_TEXTO APRESENTADO_.
┌────────

Carta 24 - O amor - por Leo Jaime

Autor..: Leo Jaime
Livro..: Cabeça de homem
Editora: Agir

Sem perder a ternura

O amor é aquilo que fica escondido no vão dos dias, atrás da fumaça escura do cinismo. O amor é o antídoto. A sua expressão física, o beijo, o gozo, é a cura. 

Como você trata aqueles que ama? Qual seu estado emocional basal? Em casa, com amigos, com familiares, no mundo onde a formalidade fica pendurada no cabide, como é que se porta? Quer extravasar todas as tensões do dia em que você tem afeto garantido? Já reparou que irmãos treinam a agressividade uns com os outros? Até filhotinhos de cão ou gato fazem isso! Treinar em casa o rugido que será dado no mundo é normal - e olha que esse rugido é, por vezes, dado só em casa mesmo. 

Falo da construção do bem-estar, da solidez dos laços amorosos e afetivos, da graça que pode envolver os dias. Há que se trabalhar para que tais coisas deixem de ser ideias para virarem rotina. É possível evitar que as notícias ruins ganhem atenção imediata, enquanto os prazeres são todos postergados. 

O nosso olhar pode ver o mundo que quiser, mesmo sem fantasiar nada. É o olhar que vai perceber a beleza de uma flor e registrar a peculiaridade de ela ter nascido no concreto. Sentir a beleza, guardar em saber, isso é o esforço dos segundos, dos minutos, das horas, da vida.

└────────

_USANDO AS INFORMAÇÕES_.
- a) No texto sobre o amor, reescreva o trecho que começa com as palavras "Como você trata" e termina com "em casa mesmo.", trocando "filhotinhos" por "bichinhos".
- b) Prossiga com o texto sobre o amor a partir da última frase apresentada.
As linhas que vêm em seguida são um material independente do texto sobre o amor.

_LINHAS FORNECIDAS_.

┌────────

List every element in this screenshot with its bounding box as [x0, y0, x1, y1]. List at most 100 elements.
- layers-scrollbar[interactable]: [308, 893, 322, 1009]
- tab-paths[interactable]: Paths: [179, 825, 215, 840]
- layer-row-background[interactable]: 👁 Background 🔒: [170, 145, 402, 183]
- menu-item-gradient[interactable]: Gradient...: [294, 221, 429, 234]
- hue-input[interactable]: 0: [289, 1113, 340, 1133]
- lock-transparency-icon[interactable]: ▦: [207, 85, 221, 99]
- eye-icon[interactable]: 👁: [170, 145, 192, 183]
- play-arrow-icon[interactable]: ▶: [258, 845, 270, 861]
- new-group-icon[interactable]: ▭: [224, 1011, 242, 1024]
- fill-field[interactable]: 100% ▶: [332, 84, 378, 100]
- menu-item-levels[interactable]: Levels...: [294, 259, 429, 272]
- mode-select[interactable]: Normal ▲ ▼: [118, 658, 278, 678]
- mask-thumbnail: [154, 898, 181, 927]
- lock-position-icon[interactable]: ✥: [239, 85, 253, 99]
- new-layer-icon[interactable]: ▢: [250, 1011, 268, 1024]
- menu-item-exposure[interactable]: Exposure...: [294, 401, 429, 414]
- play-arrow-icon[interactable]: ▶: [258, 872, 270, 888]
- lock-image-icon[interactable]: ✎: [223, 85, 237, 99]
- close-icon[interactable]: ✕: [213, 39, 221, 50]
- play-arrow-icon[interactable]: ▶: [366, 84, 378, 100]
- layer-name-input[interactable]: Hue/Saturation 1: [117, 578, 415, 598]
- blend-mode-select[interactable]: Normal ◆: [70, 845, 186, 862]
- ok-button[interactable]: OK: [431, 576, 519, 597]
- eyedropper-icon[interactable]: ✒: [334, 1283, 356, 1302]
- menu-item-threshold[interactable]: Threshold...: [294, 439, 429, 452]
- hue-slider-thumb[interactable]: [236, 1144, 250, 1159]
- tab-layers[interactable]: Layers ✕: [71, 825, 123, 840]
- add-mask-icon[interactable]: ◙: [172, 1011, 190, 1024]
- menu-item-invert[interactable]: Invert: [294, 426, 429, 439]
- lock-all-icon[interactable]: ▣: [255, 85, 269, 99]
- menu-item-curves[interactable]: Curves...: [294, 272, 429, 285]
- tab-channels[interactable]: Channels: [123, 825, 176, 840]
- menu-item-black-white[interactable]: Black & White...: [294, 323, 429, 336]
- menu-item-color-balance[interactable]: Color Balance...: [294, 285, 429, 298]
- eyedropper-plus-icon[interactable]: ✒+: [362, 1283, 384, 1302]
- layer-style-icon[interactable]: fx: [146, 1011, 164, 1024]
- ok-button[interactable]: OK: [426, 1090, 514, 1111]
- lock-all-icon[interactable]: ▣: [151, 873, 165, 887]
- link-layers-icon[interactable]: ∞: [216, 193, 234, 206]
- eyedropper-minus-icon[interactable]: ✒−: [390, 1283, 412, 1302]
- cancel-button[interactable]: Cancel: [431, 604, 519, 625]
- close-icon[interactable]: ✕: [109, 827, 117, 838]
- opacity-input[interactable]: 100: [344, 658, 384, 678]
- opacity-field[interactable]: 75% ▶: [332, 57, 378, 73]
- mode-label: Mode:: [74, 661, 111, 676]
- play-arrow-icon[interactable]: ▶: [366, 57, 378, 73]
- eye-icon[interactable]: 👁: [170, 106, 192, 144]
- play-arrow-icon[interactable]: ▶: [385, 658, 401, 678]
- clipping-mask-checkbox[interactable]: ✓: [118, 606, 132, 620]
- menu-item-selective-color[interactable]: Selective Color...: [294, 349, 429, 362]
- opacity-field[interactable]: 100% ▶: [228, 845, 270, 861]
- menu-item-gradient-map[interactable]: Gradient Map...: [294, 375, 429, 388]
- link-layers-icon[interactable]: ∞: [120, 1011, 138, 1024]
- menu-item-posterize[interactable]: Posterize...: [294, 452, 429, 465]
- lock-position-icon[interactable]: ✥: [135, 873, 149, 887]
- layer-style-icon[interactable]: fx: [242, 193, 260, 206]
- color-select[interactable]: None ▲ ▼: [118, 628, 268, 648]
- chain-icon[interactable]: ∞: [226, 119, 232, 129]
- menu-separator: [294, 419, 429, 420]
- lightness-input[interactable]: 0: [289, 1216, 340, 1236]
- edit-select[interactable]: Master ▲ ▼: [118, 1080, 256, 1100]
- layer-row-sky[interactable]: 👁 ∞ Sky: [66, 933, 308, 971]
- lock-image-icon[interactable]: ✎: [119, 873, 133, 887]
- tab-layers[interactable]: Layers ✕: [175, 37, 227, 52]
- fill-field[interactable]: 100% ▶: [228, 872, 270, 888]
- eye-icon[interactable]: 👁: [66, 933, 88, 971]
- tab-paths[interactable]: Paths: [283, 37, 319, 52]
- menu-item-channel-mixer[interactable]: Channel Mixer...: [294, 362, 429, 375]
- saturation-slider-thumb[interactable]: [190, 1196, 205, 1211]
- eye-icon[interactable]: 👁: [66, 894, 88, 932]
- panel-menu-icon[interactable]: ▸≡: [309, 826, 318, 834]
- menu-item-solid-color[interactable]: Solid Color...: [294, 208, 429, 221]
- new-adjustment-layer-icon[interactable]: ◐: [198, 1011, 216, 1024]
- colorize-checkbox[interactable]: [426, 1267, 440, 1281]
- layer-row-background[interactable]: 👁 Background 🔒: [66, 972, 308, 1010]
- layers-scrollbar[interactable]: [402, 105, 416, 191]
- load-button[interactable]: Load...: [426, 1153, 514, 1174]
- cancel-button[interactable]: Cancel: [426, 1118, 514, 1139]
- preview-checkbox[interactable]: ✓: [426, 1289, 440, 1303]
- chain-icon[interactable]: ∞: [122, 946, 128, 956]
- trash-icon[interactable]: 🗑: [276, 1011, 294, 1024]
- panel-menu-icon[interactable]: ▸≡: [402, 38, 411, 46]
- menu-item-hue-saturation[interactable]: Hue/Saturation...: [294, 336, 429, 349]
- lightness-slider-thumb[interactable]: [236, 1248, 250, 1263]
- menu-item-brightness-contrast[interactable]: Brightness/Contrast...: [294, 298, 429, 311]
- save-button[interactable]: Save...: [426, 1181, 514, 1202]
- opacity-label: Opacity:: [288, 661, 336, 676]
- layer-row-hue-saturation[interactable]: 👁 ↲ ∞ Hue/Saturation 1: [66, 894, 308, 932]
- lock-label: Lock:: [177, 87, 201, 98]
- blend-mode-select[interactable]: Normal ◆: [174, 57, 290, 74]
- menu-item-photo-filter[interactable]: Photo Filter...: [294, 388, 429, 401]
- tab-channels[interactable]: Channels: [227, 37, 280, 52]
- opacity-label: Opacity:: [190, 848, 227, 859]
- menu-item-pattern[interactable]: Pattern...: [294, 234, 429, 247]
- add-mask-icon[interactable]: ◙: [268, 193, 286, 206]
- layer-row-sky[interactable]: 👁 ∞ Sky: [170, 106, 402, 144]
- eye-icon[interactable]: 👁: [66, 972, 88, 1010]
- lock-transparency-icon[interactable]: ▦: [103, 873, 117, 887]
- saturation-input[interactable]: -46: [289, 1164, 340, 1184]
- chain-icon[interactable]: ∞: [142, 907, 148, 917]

└────────

_RESPOSTAS POR TAREFA_.
- a)
Como você trata aqueles que ama? Qual seu estado emocional basal? Em casa, com amigos, com familiares, no mundo onde a formalidade fica pendurada no cabide, como é que se porta? Quer extravasar todas as tensões do dia em que você tem afeto garantido? Já reparou que irmãos treinam a agressividade uns com os outros? Até bichinhos de cão ou gato fazem isso! Treinar em casa o rugido que será dado no mundo é normal - e olha que esse rugido é, por vezes, dado só em casa mesmo.

- b)
Vivemos em um mundo que gasta trezentas vezes mais com armamento bélico do que em educação. Neste mundo cruel, o amor é a revolução e estamos precisando de soldados

Dito isso, parece que estou convocando todos para o mundo do idílio amoroso, da alienação vertiginosa da paixão, da epifania dos prazeres do corpo levado às últimas consequências.  Não é isso. Nem tampouco faço uma elegia ao hedonismo. A gentileza e a ternura são o alvo dos meus pensamentos. Educação é uma palavra fundamental, mas pode ser gelada. 

Claro que a vertigem amorosa é uma meta. Todos deveriam experimentá-la. Mas o amor com sabor de fruta mordida, esse é o amor tranquilo. O amor por nós, por nossa vida, por quem queremos bem e por perto. Expressar isso nos detalhes pode prescindir de cenas espetaculares.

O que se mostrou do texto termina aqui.